-- Quoted passage --
◇ ◇ ◇ ◇
# bad file format - help!



## Lazzo (May 8, 2002)

Head in the microwave

Does anyone know of a utility I can download from somewhere that repairs Quark Xpress files that won't open because of the "Bad File Format" error?

Thanks


----------



## david_chin (May 18, 2002)

Hi Lazzo,

This problem usually occurs when you work on a file over the network and your machine crashes. There is one tool that claims it can repair this. Go to http://www.markzware.com/markztools/  which I haven't tried before, but if you're desperate, then maybe the 189US$ is worth the try.

David


----------



## Lazzo (May 19, 2002)

Thanks, David.

£159 inc. VAT over here. Still, better than sitting up all night recreating a 48 page mag from memory!

Which of course is what I did...

Sucking eggs time (for those of us who have forgotten): 
prevent this problem in Xpress by selecting Auto Backup in Application Preferences. Nobody is short of disk space for Quark back-up files these days.

Cheers, Lazzo


----------



## davidanders (May 27, 2002)
◇ ◇ ◇ ◇
-- Supplied data --

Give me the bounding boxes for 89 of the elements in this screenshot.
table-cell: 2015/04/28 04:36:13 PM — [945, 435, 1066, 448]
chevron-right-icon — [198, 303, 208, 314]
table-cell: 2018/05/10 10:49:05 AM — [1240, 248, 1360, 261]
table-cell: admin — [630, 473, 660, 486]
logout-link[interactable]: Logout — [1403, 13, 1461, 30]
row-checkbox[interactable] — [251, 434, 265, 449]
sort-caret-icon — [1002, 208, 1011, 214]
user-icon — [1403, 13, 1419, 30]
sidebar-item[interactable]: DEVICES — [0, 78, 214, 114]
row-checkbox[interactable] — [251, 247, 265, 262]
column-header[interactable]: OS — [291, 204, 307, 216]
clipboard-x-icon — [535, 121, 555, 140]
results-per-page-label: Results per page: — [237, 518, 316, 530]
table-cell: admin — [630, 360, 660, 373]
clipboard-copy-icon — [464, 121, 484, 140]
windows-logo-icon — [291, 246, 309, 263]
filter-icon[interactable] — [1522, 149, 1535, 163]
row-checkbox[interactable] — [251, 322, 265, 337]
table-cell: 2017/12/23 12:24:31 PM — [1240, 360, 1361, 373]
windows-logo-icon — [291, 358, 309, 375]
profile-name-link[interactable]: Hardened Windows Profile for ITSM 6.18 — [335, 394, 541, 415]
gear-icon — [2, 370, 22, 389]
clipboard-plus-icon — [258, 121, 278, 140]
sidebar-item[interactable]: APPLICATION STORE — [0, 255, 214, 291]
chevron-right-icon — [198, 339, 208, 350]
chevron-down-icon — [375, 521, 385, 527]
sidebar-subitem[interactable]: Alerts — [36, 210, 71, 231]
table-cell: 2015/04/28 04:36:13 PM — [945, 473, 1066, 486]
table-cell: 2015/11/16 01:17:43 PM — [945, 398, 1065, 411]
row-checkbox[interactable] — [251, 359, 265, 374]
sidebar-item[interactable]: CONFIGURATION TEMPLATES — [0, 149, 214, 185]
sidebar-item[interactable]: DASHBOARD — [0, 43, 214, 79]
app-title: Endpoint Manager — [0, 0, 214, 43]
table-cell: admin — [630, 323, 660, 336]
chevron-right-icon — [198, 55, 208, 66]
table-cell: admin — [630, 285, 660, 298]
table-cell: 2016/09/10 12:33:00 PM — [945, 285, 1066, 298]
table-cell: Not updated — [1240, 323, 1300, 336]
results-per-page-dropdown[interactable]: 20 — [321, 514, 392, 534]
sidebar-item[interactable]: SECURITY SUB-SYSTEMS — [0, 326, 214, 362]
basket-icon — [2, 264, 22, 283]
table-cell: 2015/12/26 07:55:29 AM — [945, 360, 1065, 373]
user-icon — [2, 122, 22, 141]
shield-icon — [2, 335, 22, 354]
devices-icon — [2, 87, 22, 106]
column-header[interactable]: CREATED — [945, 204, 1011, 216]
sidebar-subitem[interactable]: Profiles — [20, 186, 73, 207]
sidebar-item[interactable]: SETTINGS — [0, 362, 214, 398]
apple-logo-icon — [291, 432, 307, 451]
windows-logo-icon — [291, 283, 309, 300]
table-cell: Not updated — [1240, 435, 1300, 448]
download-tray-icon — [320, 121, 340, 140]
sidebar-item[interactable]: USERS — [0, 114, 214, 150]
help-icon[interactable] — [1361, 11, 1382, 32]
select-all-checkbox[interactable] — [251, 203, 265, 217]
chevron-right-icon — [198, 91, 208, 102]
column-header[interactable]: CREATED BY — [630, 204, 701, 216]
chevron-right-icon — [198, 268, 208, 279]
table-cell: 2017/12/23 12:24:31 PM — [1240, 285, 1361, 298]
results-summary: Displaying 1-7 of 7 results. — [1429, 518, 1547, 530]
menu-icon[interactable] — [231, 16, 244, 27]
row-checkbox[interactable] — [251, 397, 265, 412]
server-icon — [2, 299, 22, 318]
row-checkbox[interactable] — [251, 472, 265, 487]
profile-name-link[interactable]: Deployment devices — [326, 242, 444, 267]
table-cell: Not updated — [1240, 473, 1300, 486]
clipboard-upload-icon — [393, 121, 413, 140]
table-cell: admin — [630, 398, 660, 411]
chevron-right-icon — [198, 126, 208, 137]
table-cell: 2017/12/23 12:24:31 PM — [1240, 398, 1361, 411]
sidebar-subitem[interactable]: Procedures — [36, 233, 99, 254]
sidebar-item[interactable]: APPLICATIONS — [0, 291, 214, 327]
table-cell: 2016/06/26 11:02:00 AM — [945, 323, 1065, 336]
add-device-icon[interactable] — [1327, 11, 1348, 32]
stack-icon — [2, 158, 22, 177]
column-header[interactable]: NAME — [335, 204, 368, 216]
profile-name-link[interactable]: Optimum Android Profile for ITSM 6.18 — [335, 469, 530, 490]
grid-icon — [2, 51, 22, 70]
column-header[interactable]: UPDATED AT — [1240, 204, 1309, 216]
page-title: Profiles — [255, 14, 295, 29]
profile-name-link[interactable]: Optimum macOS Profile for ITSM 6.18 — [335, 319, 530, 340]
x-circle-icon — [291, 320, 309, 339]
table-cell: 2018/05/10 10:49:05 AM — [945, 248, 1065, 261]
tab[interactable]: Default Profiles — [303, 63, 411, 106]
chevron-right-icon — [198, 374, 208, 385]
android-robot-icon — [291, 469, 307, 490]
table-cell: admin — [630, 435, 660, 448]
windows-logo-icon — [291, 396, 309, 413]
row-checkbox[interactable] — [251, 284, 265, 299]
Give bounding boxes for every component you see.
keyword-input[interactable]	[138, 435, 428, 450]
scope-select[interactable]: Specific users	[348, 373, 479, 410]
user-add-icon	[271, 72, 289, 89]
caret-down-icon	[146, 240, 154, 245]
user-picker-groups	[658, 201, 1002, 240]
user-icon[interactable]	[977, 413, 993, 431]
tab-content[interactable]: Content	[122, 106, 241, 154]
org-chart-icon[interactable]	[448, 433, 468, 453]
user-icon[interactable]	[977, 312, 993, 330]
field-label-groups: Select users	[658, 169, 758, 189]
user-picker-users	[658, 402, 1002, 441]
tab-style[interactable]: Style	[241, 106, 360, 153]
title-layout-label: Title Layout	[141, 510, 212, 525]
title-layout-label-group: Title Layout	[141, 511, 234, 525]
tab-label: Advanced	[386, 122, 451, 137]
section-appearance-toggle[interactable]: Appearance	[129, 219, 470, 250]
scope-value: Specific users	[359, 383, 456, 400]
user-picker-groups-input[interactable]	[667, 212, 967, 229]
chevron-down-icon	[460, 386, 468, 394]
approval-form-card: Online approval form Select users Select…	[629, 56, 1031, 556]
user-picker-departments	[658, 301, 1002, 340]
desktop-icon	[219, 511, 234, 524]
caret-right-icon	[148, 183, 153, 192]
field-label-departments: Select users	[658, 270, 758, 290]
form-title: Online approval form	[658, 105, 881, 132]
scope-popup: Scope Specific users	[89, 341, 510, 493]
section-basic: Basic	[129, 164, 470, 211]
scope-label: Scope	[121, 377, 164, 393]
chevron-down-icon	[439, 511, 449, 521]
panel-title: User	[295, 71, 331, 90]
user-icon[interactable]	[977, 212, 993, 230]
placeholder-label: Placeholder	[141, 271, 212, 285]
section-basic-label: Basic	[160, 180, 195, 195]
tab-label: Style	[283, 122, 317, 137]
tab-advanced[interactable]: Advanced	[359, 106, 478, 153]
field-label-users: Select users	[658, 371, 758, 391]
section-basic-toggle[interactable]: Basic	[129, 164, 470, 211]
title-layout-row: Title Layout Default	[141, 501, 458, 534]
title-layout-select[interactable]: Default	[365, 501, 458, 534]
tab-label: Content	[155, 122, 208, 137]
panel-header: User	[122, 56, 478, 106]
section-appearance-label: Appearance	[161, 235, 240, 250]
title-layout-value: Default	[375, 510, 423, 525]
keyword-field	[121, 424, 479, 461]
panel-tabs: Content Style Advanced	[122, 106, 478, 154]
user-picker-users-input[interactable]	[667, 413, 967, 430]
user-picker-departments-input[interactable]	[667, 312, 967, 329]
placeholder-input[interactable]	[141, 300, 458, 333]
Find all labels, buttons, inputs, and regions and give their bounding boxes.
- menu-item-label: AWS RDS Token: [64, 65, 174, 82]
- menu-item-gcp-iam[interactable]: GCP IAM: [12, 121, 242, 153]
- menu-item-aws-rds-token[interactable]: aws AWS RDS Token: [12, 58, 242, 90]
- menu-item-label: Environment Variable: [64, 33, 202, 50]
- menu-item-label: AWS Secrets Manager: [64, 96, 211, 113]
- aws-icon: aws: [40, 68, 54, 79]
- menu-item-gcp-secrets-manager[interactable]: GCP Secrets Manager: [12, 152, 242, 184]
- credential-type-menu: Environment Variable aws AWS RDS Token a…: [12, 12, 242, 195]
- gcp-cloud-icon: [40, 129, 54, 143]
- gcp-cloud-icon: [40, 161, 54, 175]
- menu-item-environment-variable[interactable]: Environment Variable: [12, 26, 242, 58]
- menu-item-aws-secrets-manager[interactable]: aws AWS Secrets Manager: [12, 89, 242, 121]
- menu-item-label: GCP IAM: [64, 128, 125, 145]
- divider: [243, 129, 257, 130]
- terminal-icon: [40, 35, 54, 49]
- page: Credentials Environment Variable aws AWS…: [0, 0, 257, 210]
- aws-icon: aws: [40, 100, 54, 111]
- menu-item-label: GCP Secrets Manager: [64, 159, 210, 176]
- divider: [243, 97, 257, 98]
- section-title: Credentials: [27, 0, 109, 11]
◇ ◇ ◇ ◇
-- Written instruction 1 --
Translate this sentence from the Quark thread into Spanish: "Nobody is short of disk space for Quark back-up files these days."
-- Written instruction 2 --
Duplicate the Quark thread between "This problem usually" and "mag from memory!", inclusive.
-- Written instruction 3 --
Pick up the Quark thread after its last line and continue it.
The rows have nothing to do with the Quark thread.

-- Final result 1 --
Hoy en día a nadie le falta espacio en disco para las copias de seguridad de Quark.

-- Final result 2 --
This problem usually occurs when you work on a file over the network and your machine crashes. There is one tool that claims it can repair this. Go to http://www.markzware.com/markztools/  which I haven't tried before, but if you're desperate, then maybe the 189US$ is worth the try.

David


----------



## Lazzo (May 19, 2002)

Thanks, David.

£159 inc. VAT over here. Still, better than sitting up all night recreating a 48 page mag from memory!

-- Final result 3 --
This is found in the forums at www.markzware.com
(my Quark clients would not be without this tool)
The email question 

Re: DEMO Markztools
Posted by Robert de Jong on 4/22/2002, 4:13 am , in reply to "DEMO Markztools"
194.134.108.74

Dear Crassaert,
My name is Robért de Jong and I am the Technical / Training Manager
for Markzware (Europe) bv in the Netherlands. Regarding your e-mail,
concerning a demo-version of the MarkzTools III Xtension for QuarkXPress
Mac, I can reply with the following:
There is no demo-version of the MT III-XTension, therefor we offer the
possibility of trying it out for you. You can send your document to us,
through an attachment to an e-mail. We will try to salvage the document
and sent it back to you also through an e-mail attachment.
To loose a Quark Document is always very bad and it can happen without
any prior message from QuarkXPress.
One of the features of the MarkzTools III Xtension is verifying the document
prior to saving. This can almost rule out (not 100%) the crashing of your
documents.
You can purchase the MT III XTension, the fastest way through our web-site
http://www.markzware.com/
Select: under ONLINE STORE
"buy in Europe"
You can also go to your local dealer for Graphical software applications.
We have the MarkzTools III XTension for QuarkXpress Mac available in
French, English and German.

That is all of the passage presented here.